Return each line below that contains the string "GEFS".

> _TASK DATA_

* Start *

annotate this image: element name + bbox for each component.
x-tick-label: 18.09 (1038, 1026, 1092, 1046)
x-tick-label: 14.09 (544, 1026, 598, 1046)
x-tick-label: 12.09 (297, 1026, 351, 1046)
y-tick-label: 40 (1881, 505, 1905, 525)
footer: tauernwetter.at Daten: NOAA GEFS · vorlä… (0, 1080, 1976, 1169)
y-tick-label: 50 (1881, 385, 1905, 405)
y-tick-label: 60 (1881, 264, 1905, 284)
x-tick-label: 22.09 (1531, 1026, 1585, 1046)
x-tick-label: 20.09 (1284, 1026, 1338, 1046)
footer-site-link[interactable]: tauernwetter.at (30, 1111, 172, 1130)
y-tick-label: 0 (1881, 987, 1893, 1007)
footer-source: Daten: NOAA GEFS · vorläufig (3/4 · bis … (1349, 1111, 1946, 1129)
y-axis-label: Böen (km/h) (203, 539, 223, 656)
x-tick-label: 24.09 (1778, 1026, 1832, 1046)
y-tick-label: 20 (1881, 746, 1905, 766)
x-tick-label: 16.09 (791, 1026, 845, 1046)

* End *
* Start *

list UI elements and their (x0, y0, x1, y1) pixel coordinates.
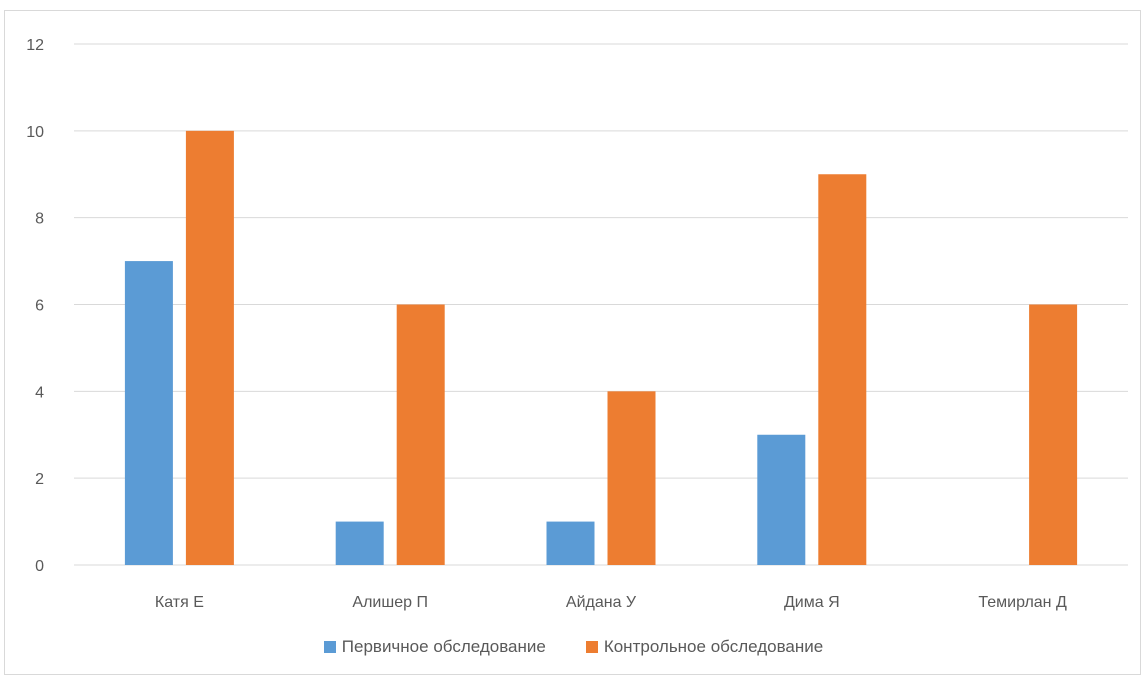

* End *

> _RESPONSE_
footer: tauernwetter.at Daten: NOAA GEFS · vorlä… (0, 1080, 1976, 1169)
footer-source: Daten: NOAA GEFS · vorläufig (3/4 · bis … (1349, 1111, 1946, 1129)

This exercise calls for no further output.